• **WHAT YOU NEED TO DO**: Return the number of lines in which the word "close" appears; add nothing else.

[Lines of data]
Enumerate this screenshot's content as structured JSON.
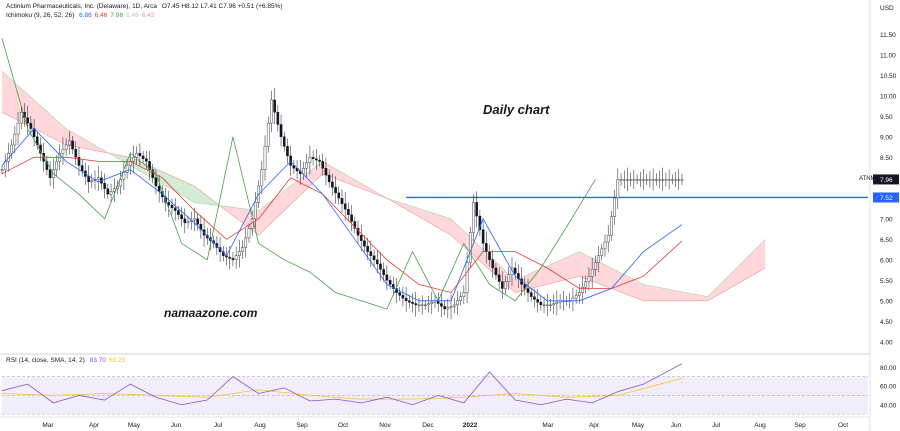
{
  "header": {
    "symbol_line": "Actinium Pharmaceuticals, Inc. (Delaware), 1D, Arca",
    "ohlc": "O7.45 H8.12 L7.41 C7.96 +0.51 (+6.85%)",
    "ichimoku_label": "Ichimoku (9, 26, 52, 26)",
    "ichimoku_values": [
      {
        "text": "6.86",
        "color": "#2962ff"
      },
      {
        "text": "6.46",
        "color": "#e53935"
      },
      {
        "text": "7.96",
        "color": "#43a047"
      },
      {
        "text": "6.46",
        "color": "#a5d6a7"
      },
      {
        "text": "6.43",
        "color": "#ef9a9a"
      }
    ],
    "rsi_label": "RSI (14, close, SMA, 14, 2)",
    "rsi_values": [
      {
        "text": "83.70",
        "color": "#7e57c2"
      },
      {
        "text": "68.25",
        "color": "#fbc02d"
      }
    ]
  },
  "annotations": {
    "daily_chart": "Daily chart",
    "watermark": "namaazone.com",
    "ticker_label": "ATNM"
  },
  "colors": {
    "up_down_bar": "#131722",
    "tenkan": "#2962ff",
    "kijun": "#e53935",
    "chikou": "#43a047",
    "cloud_bull": "#c8e6c9",
    "cloud_bear": "#ffcdd2",
    "hline": "#2962ff",
    "rsi": "#7e57c2",
    "rsi_ma": "#fbc02d",
    "rsi_band": "#ede7f6"
  },
  "chart_data": [
    {
      "type": "line",
      "pane": "price",
      "currency": "USD",
      "ylim": [
        3.8,
        11.8
      ],
      "y_ticks": [
        "4.00",
        "4.50",
        "5.00",
        "5.50",
        "6.00",
        "6.50",
        "7.00",
        "7.50",
        "8.00",
        "8.50",
        "9.00",
        "9.50",
        "10.00",
        "10.50",
        "11.00",
        "11.50"
      ],
      "x_ticks": [
        "Mar",
        "Apr",
        "May",
        "Jun",
        "Jul",
        "Aug",
        "Sep",
        "Oct",
        "Nov",
        "Dec",
        "2022",
        "Mar",
        "Apr",
        "May",
        "Jun",
        "Jul",
        "Aug",
        "Sep",
        "Oct"
      ],
      "price_labels": [
        {
          "text": "7.96",
          "value": 7.96,
          "color": "#131722"
        },
        {
          "text": "7.52",
          "value": 7.52,
          "color": "#2962ff"
        }
      ],
      "horizontal_line": {
        "value": 7.52
      },
      "series": [
        {
          "key": "close",
          "x": [
            0,
            3,
            6,
            9,
            12,
            15,
            18,
            21,
            24,
            27,
            30,
            33,
            36,
            39,
            42,
            45,
            48,
            51,
            54,
            57,
            60,
            63,
            66,
            69,
            72,
            75,
            78,
            81,
            84,
            87,
            90,
            93,
            96,
            99,
            102,
            105,
            108,
            111,
            114,
            117,
            120,
            123,
            126,
            129,
            132,
            135,
            138,
            141,
            144,
            147,
            150,
            153,
            156,
            159,
            162,
            165,
            168,
            171,
            174,
            177,
            180,
            183,
            186,
            189,
            192,
            195,
            198,
            201,
            204,
            207,
            210,
            213,
            216,
            219,
            222,
            225,
            228,
            231,
            234,
            237,
            240,
            243,
            246,
            249,
            252,
            255,
            258,
            261,
            264,
            267,
            270
          ],
          "y": [
            8.2,
            8.8,
            9.6,
            9.2,
            8.6,
            8.0,
            8.6,
            8.9,
            8.3,
            7.9,
            8.0,
            7.6,
            7.8,
            8.3,
            8.6,
            8.4,
            7.8,
            7.4,
            7.2,
            6.9,
            7.0,
            6.6,
            6.4,
            6.1,
            6.0,
            6.3,
            7.0,
            8.2,
            9.9,
            9.0,
            8.3,
            8.1,
            8.5,
            8.4,
            7.9,
            7.5,
            7.1,
            6.6,
            6.2,
            5.9,
            5.5,
            5.2,
            5.0,
            4.9,
            4.9,
            5.0,
            4.8,
            4.9,
            5.2,
            7.4,
            6.4,
            5.8,
            5.3,
            5.8,
            5.4,
            5.1,
            4.9,
            4.9,
            5.0,
            5.0,
            5.2,
            5.6,
            6.1,
            6.6,
            7.96,
            7.96,
            7.96,
            7.96,
            7.96,
            7.96,
            7.96,
            7.96,
            7.96,
            7.96,
            7.96,
            7.96,
            7.96,
            7.96,
            7.96,
            7.96,
            7.96,
            7.96,
            7.96,
            7.96,
            7.96,
            7.96,
            7.96,
            7.96,
            7.96,
            7.96,
            7.96
          ]
        },
        {
          "key": "tenkan",
          "x": [
            0,
            10,
            20,
            30,
            40,
            50,
            60,
            70,
            80,
            90,
            100,
            110,
            120,
            130,
            140,
            150,
            160,
            170,
            180,
            190,
            200,
            212
          ],
          "y": [
            8.3,
            9.2,
            8.4,
            7.9,
            8.2,
            7.6,
            6.9,
            6.1,
            7.6,
            8.4,
            7.6,
            6.5,
            5.4,
            5.0,
            5.0,
            7.0,
            5.6,
            5.0,
            5.0,
            5.3,
            6.2,
            6.86
          ]
        },
        {
          "key": "kijun",
          "x": [
            0,
            10,
            20,
            30,
            40,
            50,
            60,
            70,
            80,
            90,
            100,
            110,
            120,
            130,
            140,
            150,
            160,
            170,
            180,
            190,
            200,
            212
          ],
          "y": [
            8.1,
            8.5,
            8.5,
            8.4,
            8.4,
            8.0,
            7.2,
            6.5,
            7.0,
            8.0,
            7.6,
            6.8,
            6.0,
            5.4,
            5.2,
            6.2,
            6.2,
            5.8,
            5.3,
            5.3,
            5.6,
            6.46
          ]
        },
        {
          "key": "chikou",
          "x": [
            0,
            8,
            16,
            24,
            32,
            40,
            48,
            56,
            64,
            72,
            80,
            88,
            96,
            104,
            112,
            120,
            128,
            136,
            144,
            152,
            160,
            168,
            176,
            185
          ],
          "y": [
            11.4,
            9.2,
            8.1,
            7.6,
            7.0,
            8.6,
            8.1,
            6.4,
            6.0,
            9.0,
            6.4,
            6.0,
            5.7,
            5.2,
            5.0,
            4.8,
            6.2,
            5.0,
            6.4,
            5.4,
            5.0,
            5.8,
            6.8,
            7.96
          ]
        },
        {
          "key": "span_a",
          "x": [
            0,
            20,
            40,
            60,
            80,
            100,
            120,
            140,
            160,
            180,
            200,
            220,
            238
          ],
          "y": [
            10.6,
            9.2,
            8.3,
            7.4,
            7.2,
            8.4,
            7.5,
            7.0,
            5.5,
            6.2,
            5.4,
            5.1,
            6.5
          ]
        },
        {
          "key": "span_b",
          "x": [
            0,
            20,
            40,
            60,
            80,
            100,
            120,
            140,
            160,
            180,
            200,
            220,
            238
          ],
          "y": [
            9.6,
            8.8,
            8.5,
            7.8,
            6.6,
            8.1,
            7.5,
            6.6,
            5.2,
            5.6,
            5.0,
            5.0,
            5.8
          ]
        }
      ]
    },
    {
      "type": "line",
      "pane": "rsi",
      "ylim": [
        28,
        92
      ],
      "y_ticks": [
        "40.00",
        "60.00",
        "80.00"
      ],
      "band": [
        30,
        70
      ],
      "series": [
        {
          "key": "rsi",
          "x": [
            0,
            8,
            16,
            24,
            32,
            40,
            48,
            56,
            64,
            72,
            80,
            88,
            96,
            104,
            112,
            120,
            128,
            136,
            144,
            152,
            160,
            168,
            176,
            184,
            192,
            200,
            212
          ],
          "y": [
            55,
            62,
            42,
            50,
            45,
            62,
            48,
            40,
            45,
            70,
            52,
            58,
            44,
            46,
            42,
            48,
            40,
            50,
            42,
            75,
            45,
            40,
            46,
            42,
            54,
            62,
            83.7
          ]
        },
        {
          "key": "rsi_ma",
          "x": [
            0,
            16,
            32,
            48,
            64,
            80,
            96,
            112,
            128,
            144,
            160,
            176,
            192,
            212
          ],
          "y": [
            52,
            50,
            52,
            50,
            48,
            56,
            50,
            46,
            46,
            48,
            52,
            48,
            50,
            68.25
          ]
        }
      ]
    }
  ]
}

• **SOLVED EXERCISE**: 2